◆ **Questions**
1. Résumez en deux phrases le texte sur l'aide pédagogique de l'APEDAF.
2. Reprenez le texte sur l'aide pédagogique de l'APEDAF à la suite de sa dernière phrase et poursuivez-le.

◆ **Texte fourni**
· · · ·
Depuis plus de vingt ans, l’APEDAF a mis en place des équipes d’aides pédagogiques. Leur mission? Accompagner les élèves sourds ou malentendants de l’association, dans les établissements d’enseignement ordinaire que leurs parents ont choisi.

Cette aide pédagogique est apportée à tous les niveaux scolaires : des maternelles à l’enseignement supérieur et de promotion sociale, tous réseaux d’enseignement confondus.

En fonction des besoins de l’enfant, l’aide consiste en une interprétation simultanée des cours en Langue des Signes, un codage des différentes disciplines en LPC/AKA, une prise de notes, un suivi régulier du travail journalier ou une remédiation individuelle ponctuelle, à l’école ou dans nos infrastructures.

Loin d’objectifs comme « faire comme les autres » et « se débrouiller seul », différents arguments motivent cet encadrement pédagogique des intégrations en écoles ordinaires.

Pari inaugural des parents de l’APEDAF des 1978 : la surdité n’entrave pas le développement du potentiel et des capacités intellectuelles de l’enfant sourd. Mais on ne peut éluder les nombreuses difficultés.

La première ? Communiquer ! Se faire comprendre. Et comprendre en lisant sur les lèvres. A longueur de journée, si l’élève est seul, ce n’est franchement pas de tout repos. Les rythmes de l’enseignement ordinaire exigent ensuite de fameuses capacités de concentration. Enfin, souvent, les retards linguistiques des élèves sourds, corrélats plus ou moins importants d’une entrée plus tardive ou laborieuse dans la langue, gestuelle et orale, disqualifient l’évaluation des compétences et des aptitudes réelles de l’élève sourd. La vigilance de l’encadrement spécifique relativise alors l’appréciation du travail et du comportement des élèves.
· · · ·
Données
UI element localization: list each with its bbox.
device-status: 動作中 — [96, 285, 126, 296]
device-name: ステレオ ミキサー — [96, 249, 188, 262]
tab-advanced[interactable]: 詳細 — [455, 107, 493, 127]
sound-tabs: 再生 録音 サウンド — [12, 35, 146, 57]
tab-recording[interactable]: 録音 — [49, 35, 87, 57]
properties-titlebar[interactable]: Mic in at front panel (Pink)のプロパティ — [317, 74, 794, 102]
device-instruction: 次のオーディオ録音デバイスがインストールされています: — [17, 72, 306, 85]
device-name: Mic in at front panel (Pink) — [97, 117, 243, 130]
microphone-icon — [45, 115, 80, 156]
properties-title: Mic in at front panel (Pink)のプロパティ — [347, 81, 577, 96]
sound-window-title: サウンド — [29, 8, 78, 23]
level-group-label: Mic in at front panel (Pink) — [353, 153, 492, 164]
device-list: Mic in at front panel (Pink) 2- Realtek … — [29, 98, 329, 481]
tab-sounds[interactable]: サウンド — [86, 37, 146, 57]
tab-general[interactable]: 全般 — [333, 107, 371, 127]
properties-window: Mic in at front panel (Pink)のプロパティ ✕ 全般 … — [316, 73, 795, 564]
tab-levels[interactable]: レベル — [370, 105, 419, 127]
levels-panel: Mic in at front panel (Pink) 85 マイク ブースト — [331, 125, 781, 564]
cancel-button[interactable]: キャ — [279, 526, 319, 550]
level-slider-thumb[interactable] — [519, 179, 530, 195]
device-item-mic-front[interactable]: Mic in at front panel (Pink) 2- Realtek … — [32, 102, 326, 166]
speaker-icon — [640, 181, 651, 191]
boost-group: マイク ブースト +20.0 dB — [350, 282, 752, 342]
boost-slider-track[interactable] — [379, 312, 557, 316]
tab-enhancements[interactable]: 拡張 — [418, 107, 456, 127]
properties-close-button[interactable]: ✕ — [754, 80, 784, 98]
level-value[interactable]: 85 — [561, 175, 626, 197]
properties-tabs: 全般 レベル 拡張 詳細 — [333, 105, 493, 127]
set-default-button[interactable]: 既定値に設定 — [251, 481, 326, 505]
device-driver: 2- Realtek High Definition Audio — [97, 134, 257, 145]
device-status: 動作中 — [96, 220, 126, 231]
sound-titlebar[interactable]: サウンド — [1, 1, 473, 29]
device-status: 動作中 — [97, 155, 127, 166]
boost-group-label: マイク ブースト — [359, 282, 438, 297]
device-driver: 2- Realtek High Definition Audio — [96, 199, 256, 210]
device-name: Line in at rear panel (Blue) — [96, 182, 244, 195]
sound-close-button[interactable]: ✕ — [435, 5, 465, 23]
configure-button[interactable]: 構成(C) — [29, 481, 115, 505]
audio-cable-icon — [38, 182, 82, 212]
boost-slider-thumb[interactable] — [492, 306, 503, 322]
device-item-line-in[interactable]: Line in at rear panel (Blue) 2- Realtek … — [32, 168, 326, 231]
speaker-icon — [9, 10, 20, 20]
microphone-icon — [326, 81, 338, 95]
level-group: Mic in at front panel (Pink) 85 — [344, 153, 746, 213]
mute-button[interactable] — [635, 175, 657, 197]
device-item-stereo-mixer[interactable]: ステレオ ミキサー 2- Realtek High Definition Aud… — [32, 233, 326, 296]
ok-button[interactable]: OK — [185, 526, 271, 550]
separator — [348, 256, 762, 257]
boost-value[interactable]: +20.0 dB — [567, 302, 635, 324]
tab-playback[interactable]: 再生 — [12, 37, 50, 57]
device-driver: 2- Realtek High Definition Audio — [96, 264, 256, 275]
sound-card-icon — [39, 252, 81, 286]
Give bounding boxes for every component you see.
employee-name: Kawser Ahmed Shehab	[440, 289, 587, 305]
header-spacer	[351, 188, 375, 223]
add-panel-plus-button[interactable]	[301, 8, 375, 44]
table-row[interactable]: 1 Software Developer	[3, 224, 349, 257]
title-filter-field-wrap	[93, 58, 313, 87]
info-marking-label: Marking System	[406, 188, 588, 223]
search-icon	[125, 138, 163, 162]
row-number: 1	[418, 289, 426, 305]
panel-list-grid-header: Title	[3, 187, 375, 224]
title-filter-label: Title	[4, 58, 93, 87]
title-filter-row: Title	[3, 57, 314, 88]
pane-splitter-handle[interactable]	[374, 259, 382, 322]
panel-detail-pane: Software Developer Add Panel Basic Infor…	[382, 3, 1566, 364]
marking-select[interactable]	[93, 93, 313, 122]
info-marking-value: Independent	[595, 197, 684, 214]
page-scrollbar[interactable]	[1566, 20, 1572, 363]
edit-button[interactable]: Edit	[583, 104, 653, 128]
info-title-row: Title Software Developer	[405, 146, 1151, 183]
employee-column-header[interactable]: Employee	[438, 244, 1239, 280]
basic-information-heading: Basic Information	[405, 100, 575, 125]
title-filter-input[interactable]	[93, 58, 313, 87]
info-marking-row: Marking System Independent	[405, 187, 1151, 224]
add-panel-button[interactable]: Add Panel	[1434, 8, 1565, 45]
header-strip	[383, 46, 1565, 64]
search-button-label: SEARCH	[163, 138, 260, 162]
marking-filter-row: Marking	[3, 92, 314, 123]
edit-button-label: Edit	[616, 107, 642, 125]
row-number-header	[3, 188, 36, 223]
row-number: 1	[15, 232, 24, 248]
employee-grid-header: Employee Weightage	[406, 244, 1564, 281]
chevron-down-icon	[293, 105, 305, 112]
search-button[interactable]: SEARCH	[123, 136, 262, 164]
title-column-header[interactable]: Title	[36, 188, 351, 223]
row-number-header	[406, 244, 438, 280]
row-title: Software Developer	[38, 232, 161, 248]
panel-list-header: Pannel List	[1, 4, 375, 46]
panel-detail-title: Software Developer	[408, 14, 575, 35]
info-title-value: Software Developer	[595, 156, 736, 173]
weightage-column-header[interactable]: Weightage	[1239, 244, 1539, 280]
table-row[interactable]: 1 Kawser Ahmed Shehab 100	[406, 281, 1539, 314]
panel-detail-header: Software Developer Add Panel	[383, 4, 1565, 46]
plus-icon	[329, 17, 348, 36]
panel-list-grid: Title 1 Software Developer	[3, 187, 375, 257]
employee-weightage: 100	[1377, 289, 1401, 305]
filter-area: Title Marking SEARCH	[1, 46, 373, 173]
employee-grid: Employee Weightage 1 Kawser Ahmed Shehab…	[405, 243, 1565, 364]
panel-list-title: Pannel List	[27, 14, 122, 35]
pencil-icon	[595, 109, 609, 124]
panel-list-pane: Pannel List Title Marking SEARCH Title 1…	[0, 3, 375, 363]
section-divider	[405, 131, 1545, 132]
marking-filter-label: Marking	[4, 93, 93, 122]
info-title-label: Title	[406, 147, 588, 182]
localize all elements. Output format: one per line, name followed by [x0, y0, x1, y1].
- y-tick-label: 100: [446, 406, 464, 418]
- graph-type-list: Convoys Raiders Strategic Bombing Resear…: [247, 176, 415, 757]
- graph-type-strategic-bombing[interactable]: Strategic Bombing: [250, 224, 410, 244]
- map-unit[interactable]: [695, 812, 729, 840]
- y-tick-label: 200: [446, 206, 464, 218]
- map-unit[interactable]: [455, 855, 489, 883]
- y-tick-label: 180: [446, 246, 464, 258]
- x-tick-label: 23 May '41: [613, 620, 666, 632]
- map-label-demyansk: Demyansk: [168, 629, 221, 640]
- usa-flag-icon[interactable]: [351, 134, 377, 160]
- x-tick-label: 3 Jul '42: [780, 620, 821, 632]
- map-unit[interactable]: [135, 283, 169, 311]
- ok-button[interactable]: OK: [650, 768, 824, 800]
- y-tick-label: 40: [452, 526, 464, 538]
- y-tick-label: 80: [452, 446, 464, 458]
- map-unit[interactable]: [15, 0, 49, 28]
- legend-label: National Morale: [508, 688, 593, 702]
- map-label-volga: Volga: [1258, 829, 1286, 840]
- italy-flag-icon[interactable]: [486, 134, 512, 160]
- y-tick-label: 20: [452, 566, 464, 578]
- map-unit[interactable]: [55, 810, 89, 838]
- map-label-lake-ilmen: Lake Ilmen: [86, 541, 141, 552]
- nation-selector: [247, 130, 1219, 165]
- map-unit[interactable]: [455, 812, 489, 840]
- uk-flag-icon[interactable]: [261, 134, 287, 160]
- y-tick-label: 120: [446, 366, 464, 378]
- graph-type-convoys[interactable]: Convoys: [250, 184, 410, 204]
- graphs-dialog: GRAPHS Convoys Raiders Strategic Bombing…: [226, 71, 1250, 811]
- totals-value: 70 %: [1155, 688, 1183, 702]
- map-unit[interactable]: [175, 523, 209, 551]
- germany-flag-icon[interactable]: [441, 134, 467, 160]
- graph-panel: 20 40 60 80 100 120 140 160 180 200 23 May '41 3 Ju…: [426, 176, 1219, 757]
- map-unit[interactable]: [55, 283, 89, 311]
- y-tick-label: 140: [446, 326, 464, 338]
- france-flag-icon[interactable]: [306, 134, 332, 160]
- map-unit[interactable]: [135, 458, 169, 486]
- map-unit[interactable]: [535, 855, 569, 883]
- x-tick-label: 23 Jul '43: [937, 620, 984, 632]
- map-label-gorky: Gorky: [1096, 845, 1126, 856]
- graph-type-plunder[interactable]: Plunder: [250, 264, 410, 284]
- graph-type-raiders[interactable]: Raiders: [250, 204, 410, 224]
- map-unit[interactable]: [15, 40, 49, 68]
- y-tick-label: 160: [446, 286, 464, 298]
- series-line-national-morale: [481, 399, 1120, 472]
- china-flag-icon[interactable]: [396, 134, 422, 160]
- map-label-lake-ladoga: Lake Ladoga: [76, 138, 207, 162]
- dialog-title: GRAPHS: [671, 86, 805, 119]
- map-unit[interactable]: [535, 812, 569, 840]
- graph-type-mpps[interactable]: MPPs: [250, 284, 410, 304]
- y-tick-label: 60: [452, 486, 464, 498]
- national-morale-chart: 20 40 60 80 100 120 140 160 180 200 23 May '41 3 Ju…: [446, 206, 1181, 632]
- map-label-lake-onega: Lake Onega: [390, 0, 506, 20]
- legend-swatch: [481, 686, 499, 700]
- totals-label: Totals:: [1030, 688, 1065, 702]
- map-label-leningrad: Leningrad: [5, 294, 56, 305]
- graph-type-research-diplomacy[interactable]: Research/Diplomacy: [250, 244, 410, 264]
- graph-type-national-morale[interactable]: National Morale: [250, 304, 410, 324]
· · · ·
◆ **Réponses numérotées**
1. Depuis plus de vingt ans, l'APEDAF dispose d'équipes d'aides pédagogiques qui accompagnent ses élèves sourds ou malentendants dans les écoles ordinaires choisies par leurs parents, à tous les niveaux scolaires et dans tous les réseaux d'enseignement. Selon les besoins de l'enfant, cette aide va de l'interprétation en Langue des Signes et du codage en LPC/AKA à la prise de notes, au suivi du travail et à la remédiation, car les élèves sourds se heurtent à des difficultés de communication, de concentration et de retard linguistique.

2.
Une adéquation de la situation d’apprentissage a ainsi démontré depuis toutes ces années que les Sourds n’étaient pas seulement capables du langage d’action, mais bien, tout à fait capables d’abstraction, de spéculation philosophique, de finesse psychologique, de créativité artistique, ou de logique mathématique…

Les aides pédagogiques de l’APEDAF travaillent donc essentiellement en classe : l’élève sourd est un élève, particulier, parmi d’autres, entendant.

Chaque projet d’intégration est un projet étudié et concerté avec les parents, la direction et les équipes enseignantes des écoles, et s’ils le souhaitent, les PMS et les centres de rééducation orthophoniques de la parole qui prennent en charge cet aspect-là de la surdité de l’enfant.

Le service est opérationnel dans de nombreuses écoles ordinaires de la Région Wallonne et de la Région Bruxelles Capitale. Réparties dans trois équipes - Wallonie (8), Wallonie Picarde (10), Bruxelles (7) - 25 aides pédagogiques travaillent actuellement pour l’APEDAF ASBL.